TASK >> Which lines hold the string "JSON"? Copy every one of them.
## START DATA SHOWN
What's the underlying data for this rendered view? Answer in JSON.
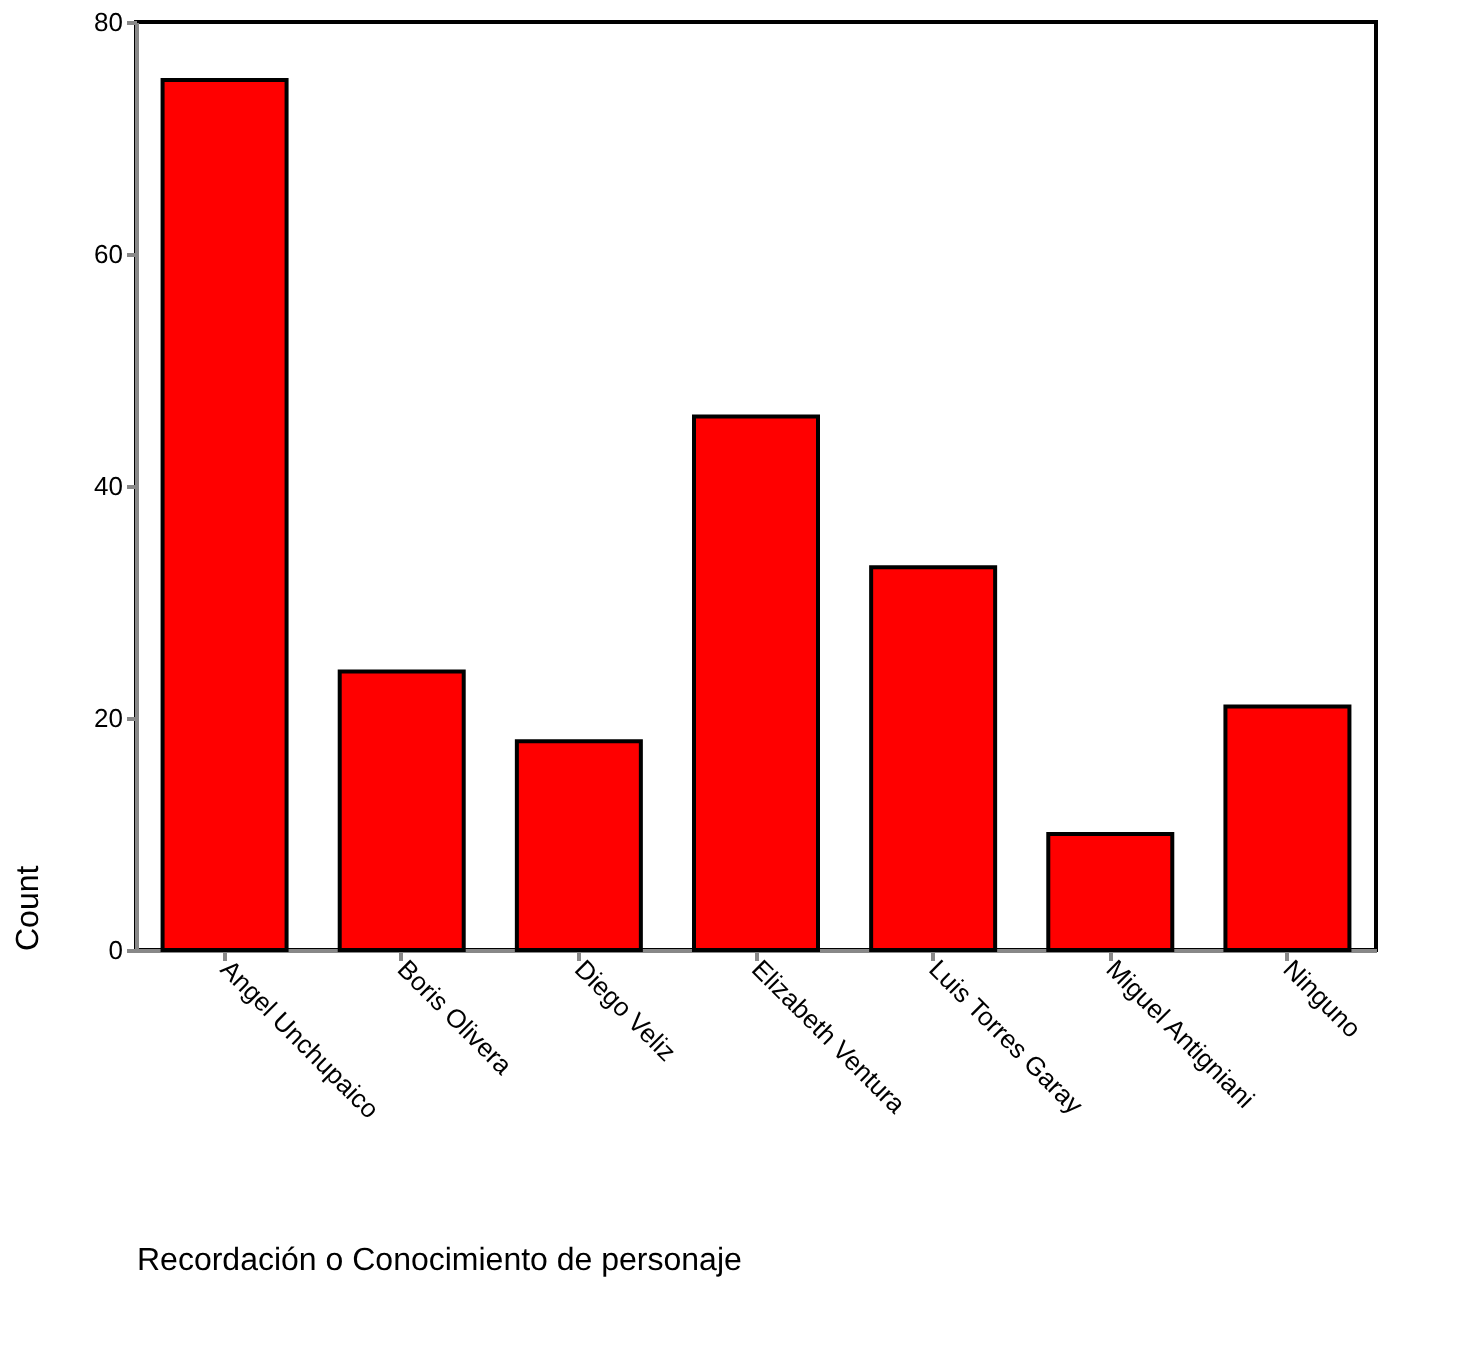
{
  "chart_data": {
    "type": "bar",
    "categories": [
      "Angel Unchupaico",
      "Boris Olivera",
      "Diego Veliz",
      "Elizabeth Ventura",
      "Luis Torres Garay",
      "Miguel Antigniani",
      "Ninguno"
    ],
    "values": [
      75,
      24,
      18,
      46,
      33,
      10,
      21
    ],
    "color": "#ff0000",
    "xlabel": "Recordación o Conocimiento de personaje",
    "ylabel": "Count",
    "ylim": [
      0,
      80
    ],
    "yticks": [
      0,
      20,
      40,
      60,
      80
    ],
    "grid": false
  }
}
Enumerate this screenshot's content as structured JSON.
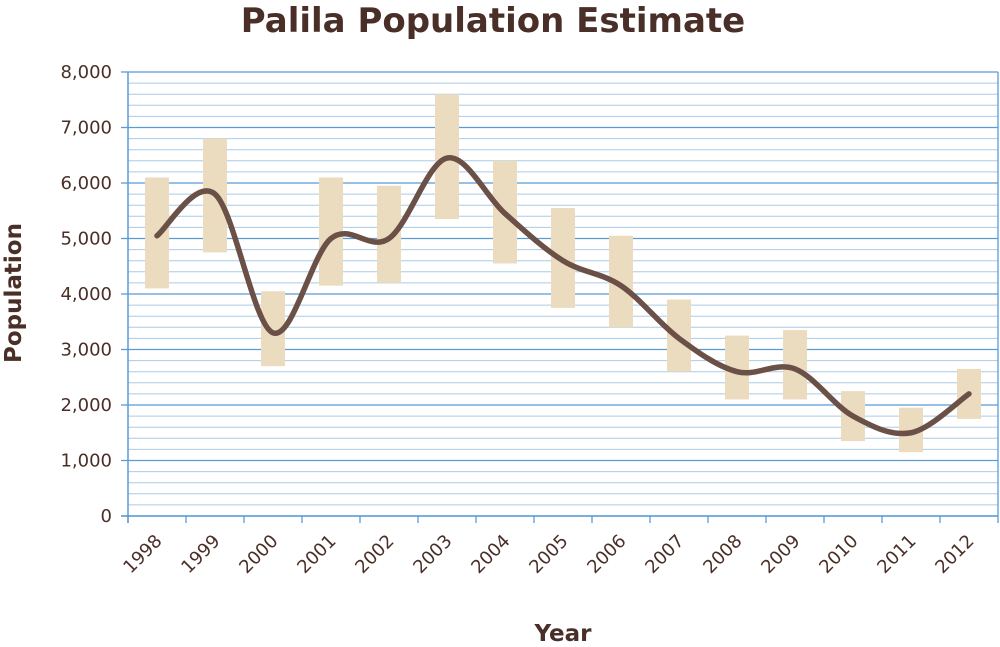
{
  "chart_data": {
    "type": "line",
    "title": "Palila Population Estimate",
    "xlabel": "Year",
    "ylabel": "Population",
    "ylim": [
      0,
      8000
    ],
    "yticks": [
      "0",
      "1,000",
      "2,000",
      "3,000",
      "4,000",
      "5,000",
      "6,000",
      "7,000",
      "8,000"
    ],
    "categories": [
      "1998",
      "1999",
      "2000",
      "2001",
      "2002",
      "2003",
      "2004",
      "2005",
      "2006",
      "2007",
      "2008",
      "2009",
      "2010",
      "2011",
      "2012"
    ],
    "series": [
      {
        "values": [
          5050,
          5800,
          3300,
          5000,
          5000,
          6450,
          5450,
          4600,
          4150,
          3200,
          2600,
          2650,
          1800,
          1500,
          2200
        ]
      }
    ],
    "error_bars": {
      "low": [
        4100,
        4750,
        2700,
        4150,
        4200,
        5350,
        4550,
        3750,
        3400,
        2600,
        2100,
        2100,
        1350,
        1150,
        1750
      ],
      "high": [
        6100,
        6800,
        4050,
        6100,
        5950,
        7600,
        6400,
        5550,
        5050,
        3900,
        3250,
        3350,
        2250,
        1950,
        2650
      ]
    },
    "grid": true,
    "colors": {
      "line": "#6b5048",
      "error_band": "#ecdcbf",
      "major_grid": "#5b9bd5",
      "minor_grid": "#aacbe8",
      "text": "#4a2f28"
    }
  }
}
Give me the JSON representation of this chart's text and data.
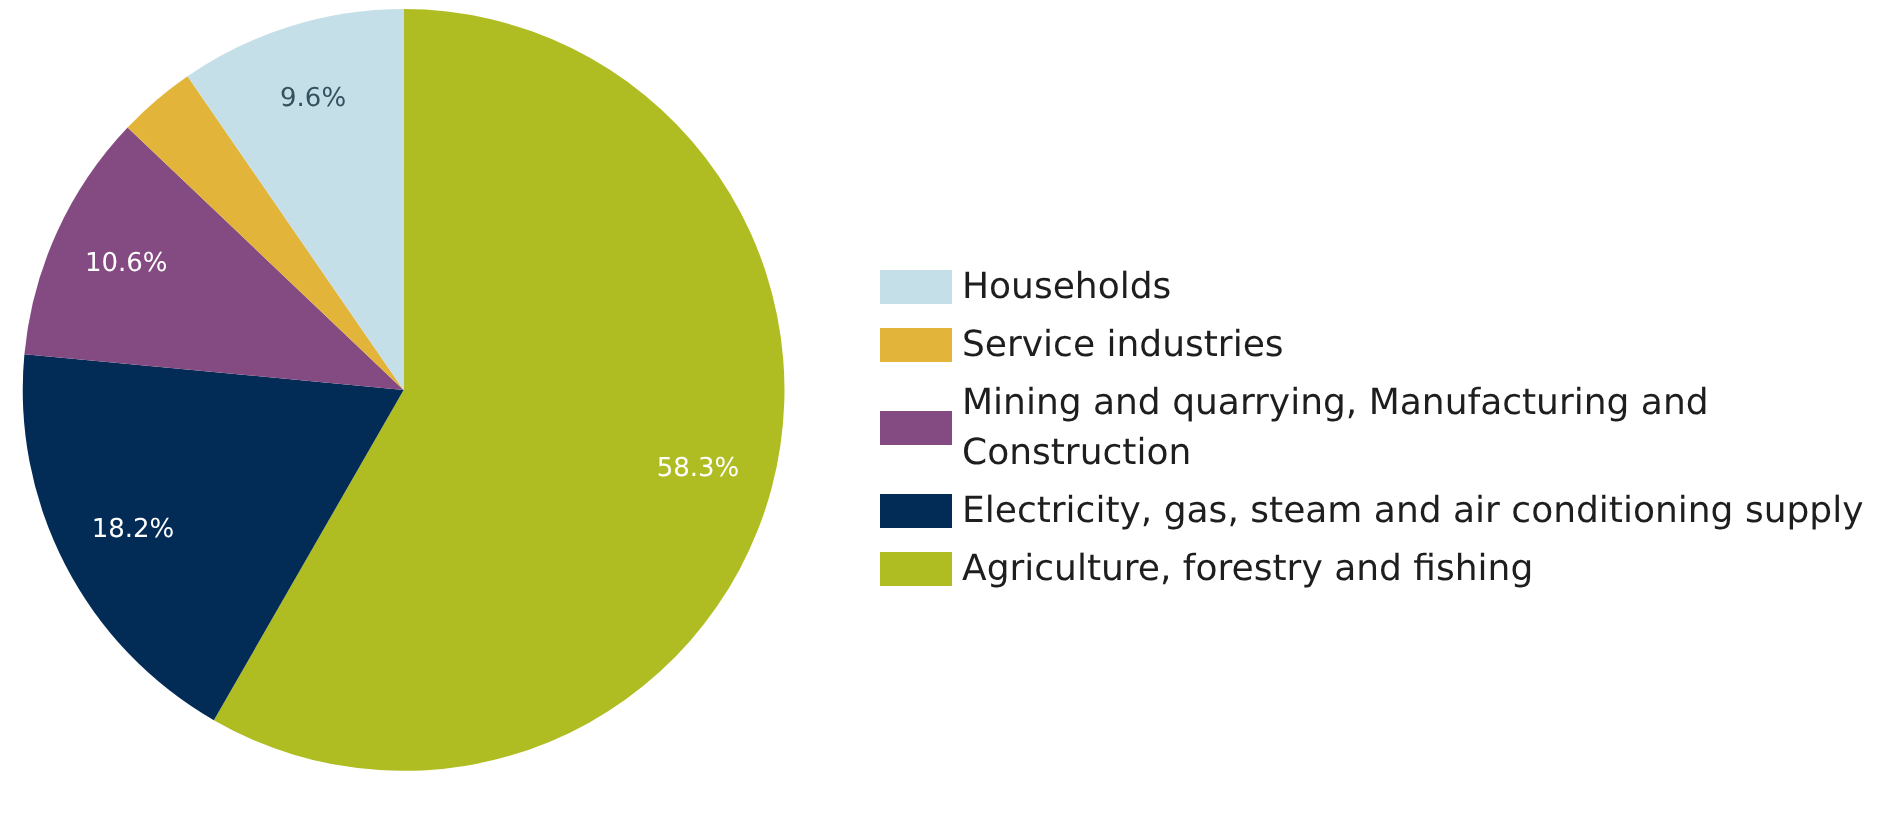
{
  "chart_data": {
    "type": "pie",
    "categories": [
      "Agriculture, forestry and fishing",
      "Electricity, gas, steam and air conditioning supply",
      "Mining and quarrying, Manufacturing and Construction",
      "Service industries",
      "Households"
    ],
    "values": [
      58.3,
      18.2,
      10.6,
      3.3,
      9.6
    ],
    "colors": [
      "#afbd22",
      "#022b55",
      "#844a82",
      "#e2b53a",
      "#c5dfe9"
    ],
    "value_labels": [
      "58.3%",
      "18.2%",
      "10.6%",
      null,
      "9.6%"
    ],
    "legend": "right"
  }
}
## END DATA SHOWN
RESPONSE BELOW >>
What's the underlying data for this rendered view? Answer in JSON.
Enumerate this screenshot's content as structured JSON.
Give me the JSON representation of this chart's text and data.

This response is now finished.